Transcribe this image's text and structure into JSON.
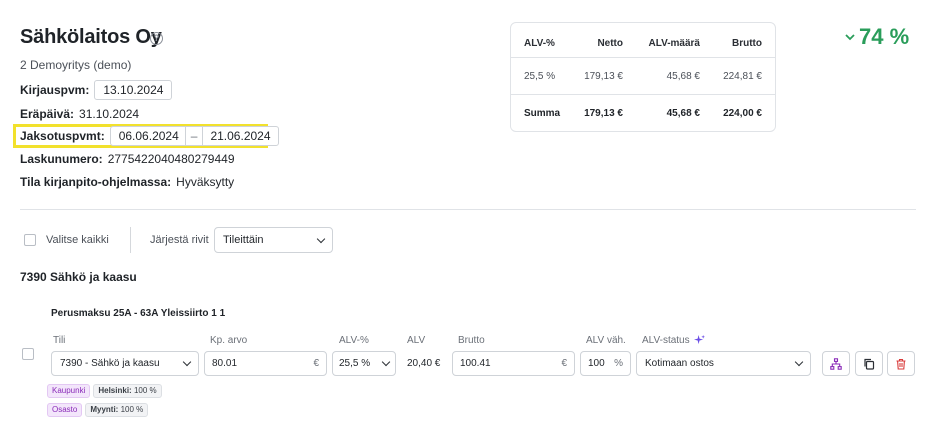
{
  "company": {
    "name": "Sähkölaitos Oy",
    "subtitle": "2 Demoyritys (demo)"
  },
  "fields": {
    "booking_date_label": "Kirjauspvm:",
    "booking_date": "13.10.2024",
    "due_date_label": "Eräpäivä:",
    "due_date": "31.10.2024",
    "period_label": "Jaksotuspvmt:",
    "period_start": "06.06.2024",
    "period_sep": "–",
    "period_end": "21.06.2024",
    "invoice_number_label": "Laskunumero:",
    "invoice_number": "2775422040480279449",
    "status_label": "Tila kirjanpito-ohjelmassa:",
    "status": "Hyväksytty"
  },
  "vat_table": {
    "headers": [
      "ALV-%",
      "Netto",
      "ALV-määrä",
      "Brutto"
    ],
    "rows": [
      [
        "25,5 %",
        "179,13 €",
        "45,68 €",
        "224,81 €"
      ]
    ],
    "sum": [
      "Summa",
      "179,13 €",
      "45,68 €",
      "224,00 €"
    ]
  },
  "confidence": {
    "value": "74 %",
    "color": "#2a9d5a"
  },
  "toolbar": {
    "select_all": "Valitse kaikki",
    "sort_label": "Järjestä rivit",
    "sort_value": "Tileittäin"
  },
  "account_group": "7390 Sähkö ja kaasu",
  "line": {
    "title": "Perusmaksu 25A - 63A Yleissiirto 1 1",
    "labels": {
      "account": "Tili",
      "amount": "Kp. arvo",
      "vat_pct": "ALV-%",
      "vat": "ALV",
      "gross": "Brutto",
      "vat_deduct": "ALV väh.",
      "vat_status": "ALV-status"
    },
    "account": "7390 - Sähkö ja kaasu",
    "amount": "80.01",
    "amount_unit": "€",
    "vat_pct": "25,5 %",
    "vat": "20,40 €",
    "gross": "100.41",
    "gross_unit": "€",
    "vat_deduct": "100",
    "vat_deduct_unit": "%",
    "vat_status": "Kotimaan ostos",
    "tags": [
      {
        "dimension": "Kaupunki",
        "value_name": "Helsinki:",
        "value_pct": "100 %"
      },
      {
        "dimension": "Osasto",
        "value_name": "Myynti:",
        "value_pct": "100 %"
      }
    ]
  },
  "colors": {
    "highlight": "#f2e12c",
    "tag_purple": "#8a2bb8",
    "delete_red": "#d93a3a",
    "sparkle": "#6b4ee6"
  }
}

================================

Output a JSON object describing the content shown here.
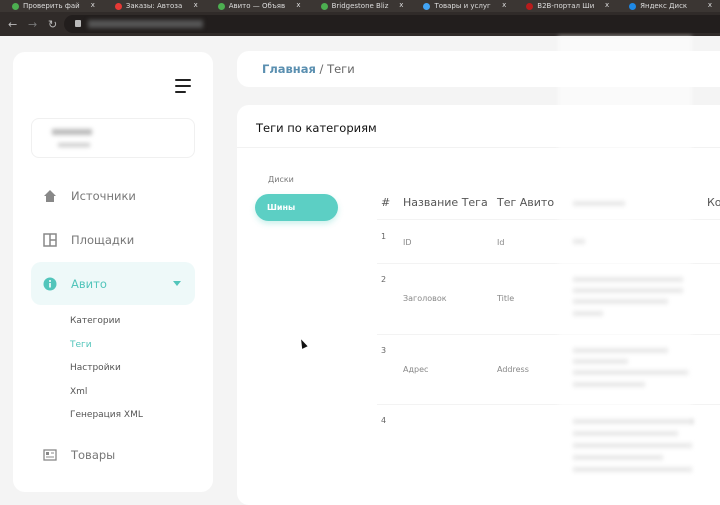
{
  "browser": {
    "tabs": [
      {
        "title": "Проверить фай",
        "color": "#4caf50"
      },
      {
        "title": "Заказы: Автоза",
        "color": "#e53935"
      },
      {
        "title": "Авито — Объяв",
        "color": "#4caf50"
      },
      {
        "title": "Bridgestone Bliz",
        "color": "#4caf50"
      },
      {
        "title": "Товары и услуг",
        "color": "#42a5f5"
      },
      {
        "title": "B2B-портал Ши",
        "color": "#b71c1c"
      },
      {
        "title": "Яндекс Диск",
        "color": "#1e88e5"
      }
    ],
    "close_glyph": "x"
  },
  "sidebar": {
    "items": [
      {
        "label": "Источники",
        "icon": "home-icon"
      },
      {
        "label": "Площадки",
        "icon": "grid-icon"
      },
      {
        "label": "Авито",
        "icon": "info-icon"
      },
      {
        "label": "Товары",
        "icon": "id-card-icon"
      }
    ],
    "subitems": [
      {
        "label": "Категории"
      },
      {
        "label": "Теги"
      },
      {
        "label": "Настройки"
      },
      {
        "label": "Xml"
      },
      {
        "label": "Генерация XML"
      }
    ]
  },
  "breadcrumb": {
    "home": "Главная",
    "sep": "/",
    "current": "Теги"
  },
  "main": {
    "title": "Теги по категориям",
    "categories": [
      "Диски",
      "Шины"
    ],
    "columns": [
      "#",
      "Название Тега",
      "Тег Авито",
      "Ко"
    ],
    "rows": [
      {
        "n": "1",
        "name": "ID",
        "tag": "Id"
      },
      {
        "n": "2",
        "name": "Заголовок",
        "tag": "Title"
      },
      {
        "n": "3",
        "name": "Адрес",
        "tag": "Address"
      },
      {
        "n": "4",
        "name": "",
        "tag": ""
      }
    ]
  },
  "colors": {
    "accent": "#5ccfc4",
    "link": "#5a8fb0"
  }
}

================================

What to work on → In the records above, find each line with the word "dimension" and copy it.

Completed task →
        "dimension": "Kaupunki",
        "dimension": "Osasto",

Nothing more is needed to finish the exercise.